● INFORMATION PROVIDED
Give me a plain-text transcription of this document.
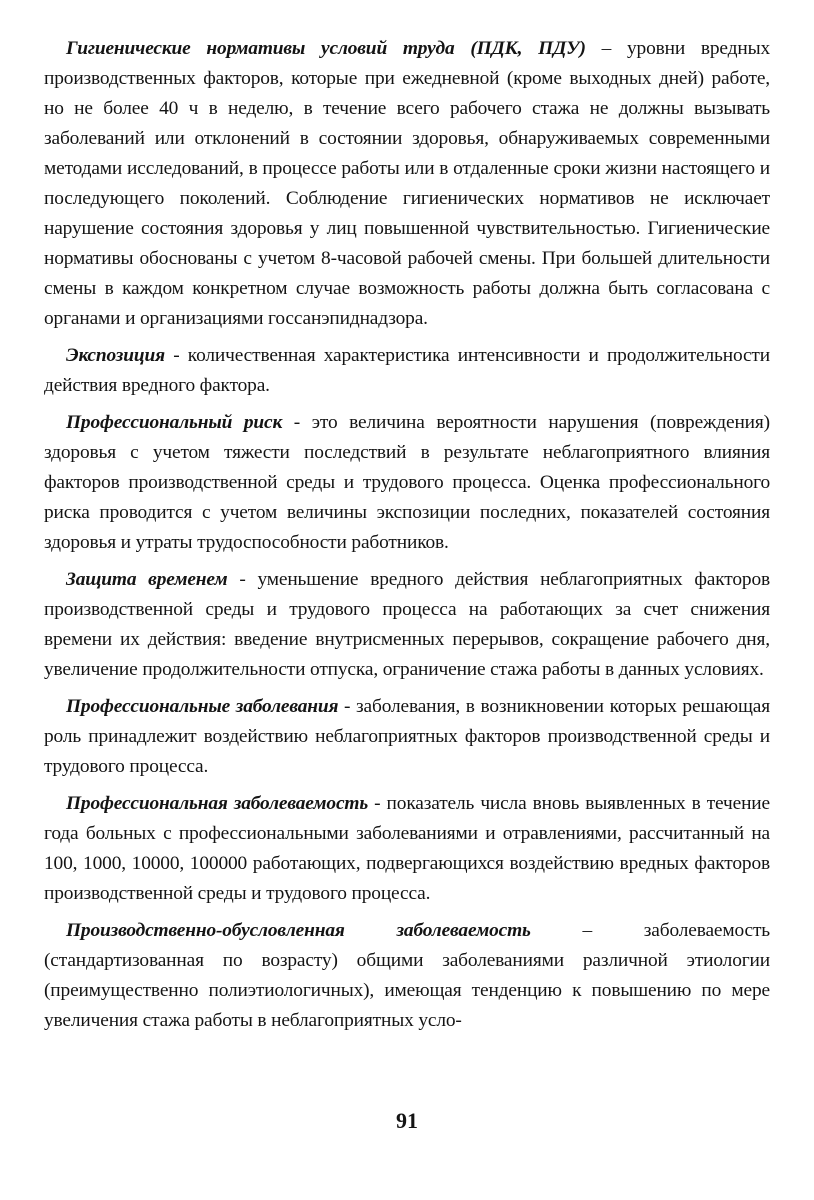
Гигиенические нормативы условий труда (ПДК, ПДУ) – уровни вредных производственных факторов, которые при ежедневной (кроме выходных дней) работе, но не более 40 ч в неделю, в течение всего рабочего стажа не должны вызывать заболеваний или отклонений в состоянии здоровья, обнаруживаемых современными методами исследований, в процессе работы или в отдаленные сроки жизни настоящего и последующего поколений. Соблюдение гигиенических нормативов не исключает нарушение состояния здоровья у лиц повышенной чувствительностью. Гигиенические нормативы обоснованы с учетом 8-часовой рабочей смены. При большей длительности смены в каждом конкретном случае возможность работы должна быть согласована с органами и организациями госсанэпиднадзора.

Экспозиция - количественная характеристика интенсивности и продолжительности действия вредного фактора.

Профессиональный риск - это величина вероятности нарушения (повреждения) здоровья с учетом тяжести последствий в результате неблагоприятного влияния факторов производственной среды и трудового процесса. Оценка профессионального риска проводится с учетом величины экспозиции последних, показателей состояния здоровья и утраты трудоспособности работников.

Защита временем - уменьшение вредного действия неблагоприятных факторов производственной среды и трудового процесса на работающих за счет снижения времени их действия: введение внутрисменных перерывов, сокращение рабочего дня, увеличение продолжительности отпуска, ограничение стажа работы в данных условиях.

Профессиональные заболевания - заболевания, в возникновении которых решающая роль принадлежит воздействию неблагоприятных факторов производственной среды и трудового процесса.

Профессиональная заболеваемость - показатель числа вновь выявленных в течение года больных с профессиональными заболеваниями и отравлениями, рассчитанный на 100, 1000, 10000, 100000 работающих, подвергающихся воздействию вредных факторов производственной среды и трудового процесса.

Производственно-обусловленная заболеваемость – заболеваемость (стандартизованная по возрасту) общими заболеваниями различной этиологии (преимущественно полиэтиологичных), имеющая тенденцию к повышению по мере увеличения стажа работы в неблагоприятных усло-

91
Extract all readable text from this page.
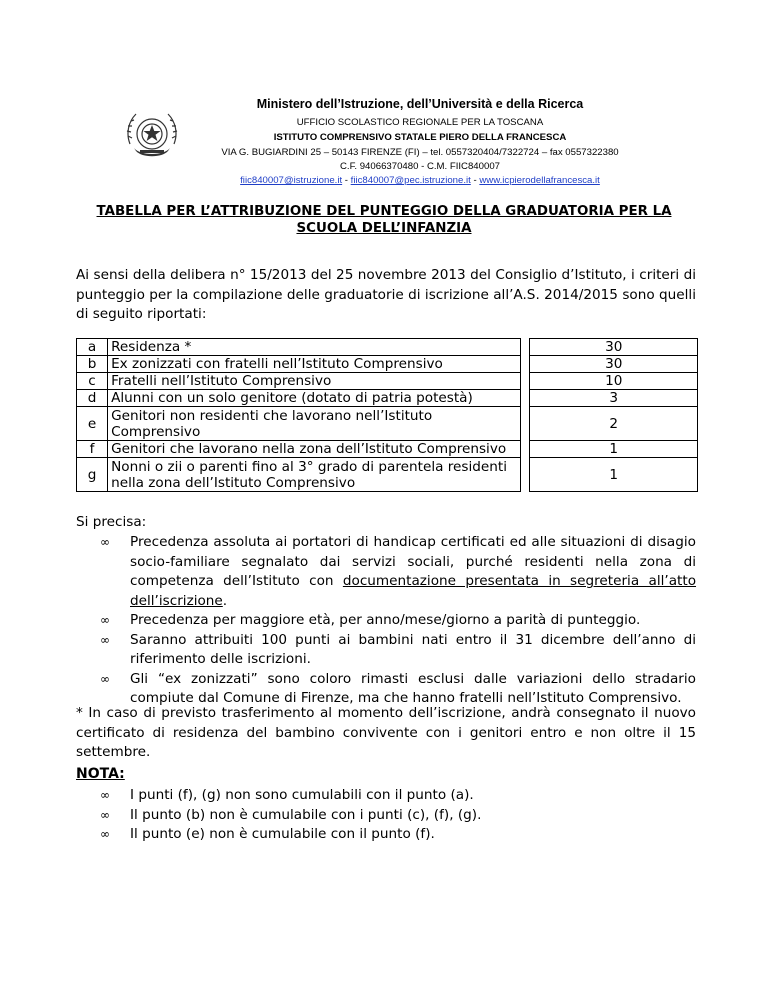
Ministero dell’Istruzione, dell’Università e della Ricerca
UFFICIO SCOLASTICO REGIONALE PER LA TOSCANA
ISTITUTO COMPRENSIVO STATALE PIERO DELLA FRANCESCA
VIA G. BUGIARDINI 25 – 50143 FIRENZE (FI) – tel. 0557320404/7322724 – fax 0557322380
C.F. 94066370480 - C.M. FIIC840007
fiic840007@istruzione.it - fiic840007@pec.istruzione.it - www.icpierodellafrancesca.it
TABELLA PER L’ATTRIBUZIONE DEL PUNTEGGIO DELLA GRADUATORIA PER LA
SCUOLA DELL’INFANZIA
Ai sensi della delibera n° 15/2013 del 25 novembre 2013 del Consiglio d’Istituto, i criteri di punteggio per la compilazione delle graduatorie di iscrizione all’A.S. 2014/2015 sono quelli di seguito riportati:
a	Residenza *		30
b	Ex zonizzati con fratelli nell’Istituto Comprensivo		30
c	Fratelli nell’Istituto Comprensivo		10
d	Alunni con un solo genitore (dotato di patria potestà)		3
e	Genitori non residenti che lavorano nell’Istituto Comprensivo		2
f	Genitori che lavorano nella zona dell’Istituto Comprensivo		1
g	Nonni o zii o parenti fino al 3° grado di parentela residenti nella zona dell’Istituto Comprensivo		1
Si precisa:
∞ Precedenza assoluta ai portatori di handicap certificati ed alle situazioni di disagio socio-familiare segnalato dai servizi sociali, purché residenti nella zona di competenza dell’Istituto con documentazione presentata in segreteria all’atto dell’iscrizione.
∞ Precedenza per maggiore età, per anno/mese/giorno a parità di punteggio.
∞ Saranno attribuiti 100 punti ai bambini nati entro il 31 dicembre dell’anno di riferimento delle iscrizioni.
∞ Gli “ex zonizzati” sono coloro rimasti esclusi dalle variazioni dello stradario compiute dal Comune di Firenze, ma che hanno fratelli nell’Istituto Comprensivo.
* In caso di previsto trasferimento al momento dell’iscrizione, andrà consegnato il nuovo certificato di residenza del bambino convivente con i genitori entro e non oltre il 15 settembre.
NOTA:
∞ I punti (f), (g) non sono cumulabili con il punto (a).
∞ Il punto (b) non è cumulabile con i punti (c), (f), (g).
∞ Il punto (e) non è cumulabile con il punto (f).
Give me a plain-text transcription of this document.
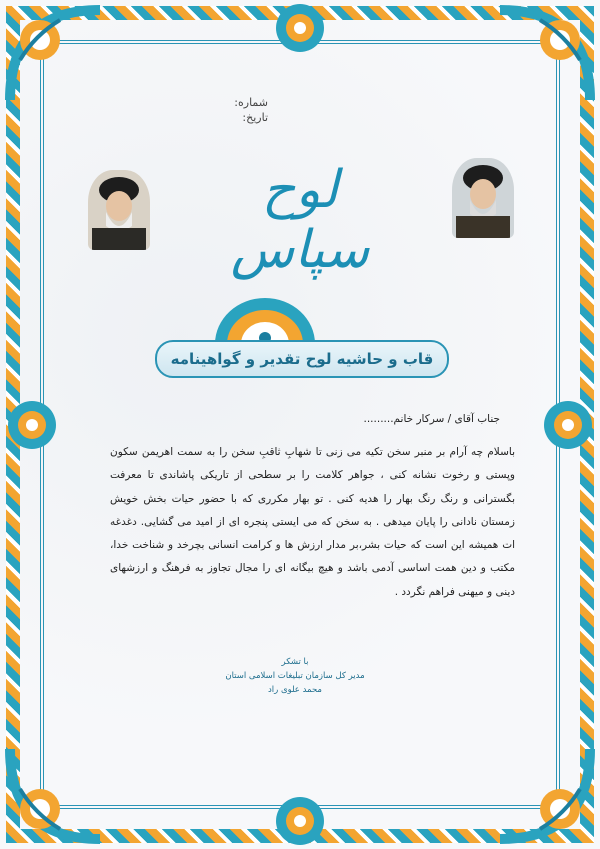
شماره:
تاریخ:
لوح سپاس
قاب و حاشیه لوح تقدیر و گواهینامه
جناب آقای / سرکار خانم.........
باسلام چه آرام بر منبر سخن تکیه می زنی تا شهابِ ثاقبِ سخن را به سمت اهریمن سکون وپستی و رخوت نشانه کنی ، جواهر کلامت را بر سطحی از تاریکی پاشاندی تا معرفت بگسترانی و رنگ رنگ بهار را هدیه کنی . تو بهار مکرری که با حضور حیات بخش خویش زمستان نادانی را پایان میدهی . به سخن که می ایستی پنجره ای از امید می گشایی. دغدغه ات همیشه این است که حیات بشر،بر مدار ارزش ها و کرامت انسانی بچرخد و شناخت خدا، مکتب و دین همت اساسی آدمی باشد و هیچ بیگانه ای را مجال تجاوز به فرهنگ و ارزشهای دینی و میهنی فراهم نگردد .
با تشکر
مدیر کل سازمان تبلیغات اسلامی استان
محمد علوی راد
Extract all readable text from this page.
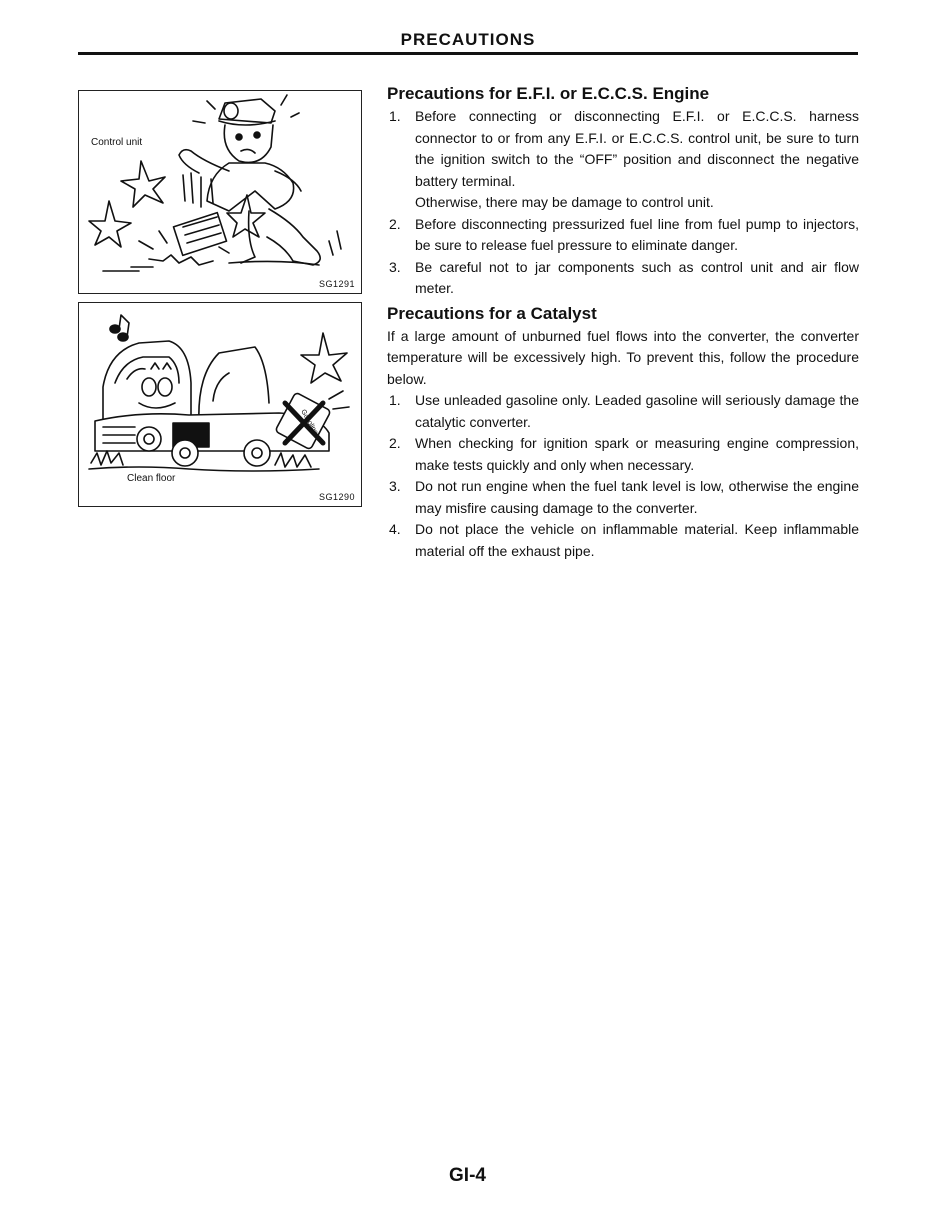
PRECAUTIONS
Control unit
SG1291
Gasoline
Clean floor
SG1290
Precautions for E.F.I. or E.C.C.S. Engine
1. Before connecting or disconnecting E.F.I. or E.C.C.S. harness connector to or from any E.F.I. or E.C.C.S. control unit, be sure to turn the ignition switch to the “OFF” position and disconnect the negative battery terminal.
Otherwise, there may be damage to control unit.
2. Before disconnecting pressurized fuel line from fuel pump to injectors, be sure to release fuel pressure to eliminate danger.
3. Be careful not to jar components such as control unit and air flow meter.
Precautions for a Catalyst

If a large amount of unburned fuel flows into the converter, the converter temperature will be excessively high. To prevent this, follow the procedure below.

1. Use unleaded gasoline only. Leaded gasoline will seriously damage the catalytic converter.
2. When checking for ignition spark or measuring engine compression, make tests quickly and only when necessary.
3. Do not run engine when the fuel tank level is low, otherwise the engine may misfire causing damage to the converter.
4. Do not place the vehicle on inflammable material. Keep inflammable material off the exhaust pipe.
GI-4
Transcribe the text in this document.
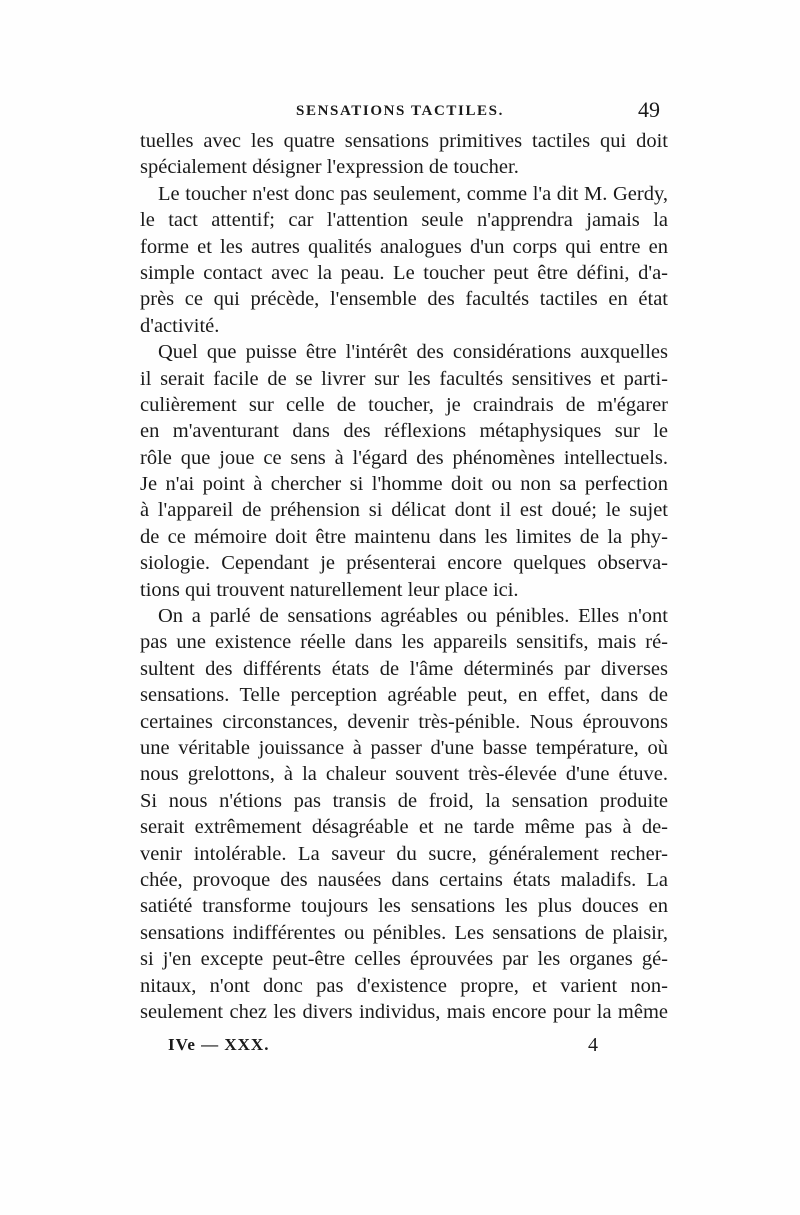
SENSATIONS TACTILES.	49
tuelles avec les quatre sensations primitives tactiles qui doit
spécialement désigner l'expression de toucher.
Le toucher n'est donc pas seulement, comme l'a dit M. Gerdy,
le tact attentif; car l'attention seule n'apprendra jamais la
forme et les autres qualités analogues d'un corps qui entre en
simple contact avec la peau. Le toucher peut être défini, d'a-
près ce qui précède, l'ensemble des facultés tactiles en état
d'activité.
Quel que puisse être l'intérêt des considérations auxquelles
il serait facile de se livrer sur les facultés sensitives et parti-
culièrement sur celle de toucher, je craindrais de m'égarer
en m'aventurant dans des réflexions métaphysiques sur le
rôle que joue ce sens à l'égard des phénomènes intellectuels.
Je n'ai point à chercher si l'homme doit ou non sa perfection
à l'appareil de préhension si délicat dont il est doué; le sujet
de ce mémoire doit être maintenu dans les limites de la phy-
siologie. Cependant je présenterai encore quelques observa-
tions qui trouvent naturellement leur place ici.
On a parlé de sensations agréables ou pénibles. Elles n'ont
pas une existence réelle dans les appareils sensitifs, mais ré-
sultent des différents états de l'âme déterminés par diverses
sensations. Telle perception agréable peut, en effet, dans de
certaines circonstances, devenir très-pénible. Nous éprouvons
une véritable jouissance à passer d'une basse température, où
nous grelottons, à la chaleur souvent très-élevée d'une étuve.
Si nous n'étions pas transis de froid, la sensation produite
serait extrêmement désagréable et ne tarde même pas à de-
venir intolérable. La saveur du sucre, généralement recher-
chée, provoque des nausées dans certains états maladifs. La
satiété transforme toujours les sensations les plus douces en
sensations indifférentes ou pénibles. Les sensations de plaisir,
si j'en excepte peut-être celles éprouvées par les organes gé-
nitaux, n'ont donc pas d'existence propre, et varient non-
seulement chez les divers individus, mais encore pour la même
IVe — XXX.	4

● WHAT IS NEEDED
Work out how many lines of the listing above include the word "Precedenza". Reply with nothing but the count.

● RESPONSE
2